▶ **The task**
Leave out the pictures and repeat the rest of the material exactly.

▶ **Data rows**
>> Start
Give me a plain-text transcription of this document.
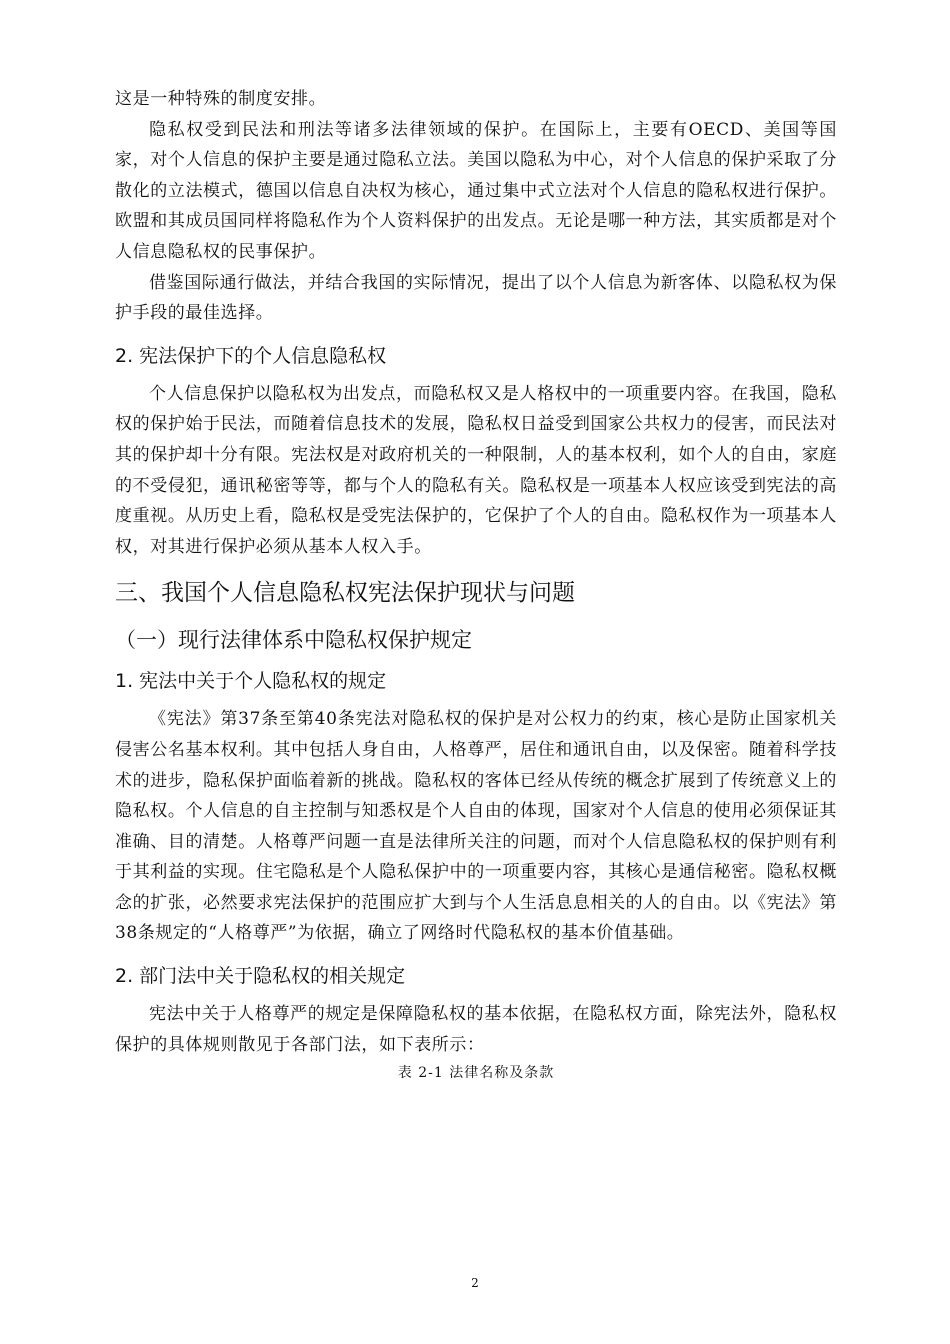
这是一种特殊的制度安排。

隐私权受到民法和刑法等诸多法律领域的保护。在国际上，主要有OECD、美国等国家，对个人信息的保护主要是通过隐私立法。美国以隐私为中心，对个人信息的保护采取了分散化的立法模式，德国以信息自决权为核心，通过集中式立法对个人信息的隐私权进行保护。欧盟和其成员国同样将隐私作为个人资料保护的出发点。无论是哪一种方法，其实质都是对个人信息隐私权的民事保护。

借鉴国际通行做法，并结合我国的实际情况，提出了以个人信息为新客体、以隐私权为保护手段的最佳选择。

2. 宪法保护下的个人信息隐私权

个人信息保护以隐私权为出发点，而隐私权又是人格权中的一项重要内容。在我国，隐私权的保护始于民法，而随着信息技术的发展，隐私权日益受到国家公共权力的侵害，而民法对其的保护却十分有限。宪法权是对政府机关的一种限制，人的基本权利，如个人的自由，家庭的不受侵犯，通讯秘密等等，都与个人的隐私有关。隐私权是一项基本人权应该受到宪法的高度重视。从历史上看，隐私权是受宪法保护的，它保护了个人的自由。隐私权作为一项基本人权，对其进行保护必须从基本人权入手。

三、我国个人信息隐私权宪法保护现状与问题
（一）现行法律体系中隐私权保护规定
1. 宪法中关于个人隐私权的规定

《宪法》第37条至第40条宪法对隐私权的保护是对公权力的约束，核心是防止国家机关侵害公名基本权利。其中包括人身自由，人格尊严，居住和通讯自由，以及保密。随着科学技术的进步，隐私保护面临着新的挑战。隐私权的客体已经从传统的概念扩展到了传统意义上的隐私权。个人信息的自主控制与知悉权是个人自由的体现，国家对个人信息的使用必须保证其准确、目的清楚。人格尊严问题一直是法律所关注的问题，而对个人信息隐私权的保护则有利于其利益的实现。住宅隐私是个人隐私保护中的一项重要内容，其核心是通信秘密。隐私权概念的扩张，必然要求宪法保护的范围应扩大到与个人生活息息相关的人的自由。以《宪法》第38条规定的“人格尊严”为依据，确立了网络时代隐私权的基本价值基础。

2. 部门法中关于隐私权的相关规定

宪法中关于人格尊严的规定是保障隐私权的基本依据，在隐私权方面，除宪法外，隐私权保护的具体规则散见于各部门法，如下表所示：

表 2-1 法律名称及条款
2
>> End
▶ **Reply to the task**
Give me a plain-text transcription of this document.
这是一种特殊的制度安排。

隐私权受到民法和刑法等诸多法律领域的保护。在国际上，主要有OECD、美国等国家，对个人信息的保护主要是通过隐私立法。美国以隐私为中心，对个人信息的保护采取了分散化的立法模式，德国以信息自决权为核心，通过集中式立法对个人信息的隐私权进行保护。欧盟和其成员国同样将隐私作为个人资料保护的出发点。无论是哪一种方法，其实质都是对个人信息隐私权的民事保护。

借鉴国际通行做法，并结合我国的实际情况，提出了以个人信息为新客体、以隐私权为保护手段的最佳选择。

2. 宪法保护下的个人信息隐私权

个人信息保护以隐私权为出发点，而隐私权又是人格权中的一项重要内容。在我国，隐私权的保护始于民法，而随着信息技术的发展，隐私权日益受到国家公共权力的侵害，而民法对其的保护却十分有限。宪法权是对政府机关的一种限制，人的基本权利，如个人的自由，家庭的不受侵犯，通讯秘密等等，都与个人的隐私有关。隐私权是一项基本人权应该受到宪法的高度重视。从历史上看，隐私权是受宪法保护的，它保护了个人的自由。隐私权作为一项基本人权，对其进行保护必须从基本人权入手。

三、我国个人信息隐私权宪法保护现状与问题
（一）现行法律体系中隐私权保护规定
1. 宪法中关于个人隐私权的规定

《宪法》第37条至第40条宪法对隐私权的保护是对公权力的约束，核心是防止国家机关侵害公名基本权利。其中包括人身自由，人格尊严，居住和通讯自由，以及保密。随着科学技术的进步，隐私保护面临着新的挑战。隐私权的客体已经从传统的概念扩展到了传统意义上的隐私权。个人信息的自主控制与知悉权是个人自由的体现，国家对个人信息的使用必须保证其准确、目的清楚。人格尊严问题一直是法律所关注的问题，而对个人信息隐私权的保护则有利于其利益的实现。住宅隐私是个人隐私保护中的一项重要内容，其核心是通信秘密。隐私权概念的扩张，必然要求宪法保护的范围应扩大到与个人生活息息相关的人的自由。以《宪法》第38条规定的“人格尊严”为依据，确立了网络时代隐私权的基本价值基础。

2. 部门法中关于隐私权的相关规定

宪法中关于人格尊严的规定是保障隐私权的基本依据，在隐私权方面，除宪法外，隐私权保护的具体规则散见于各部门法，如下表所示：

表 2-1 法律名称及条款
2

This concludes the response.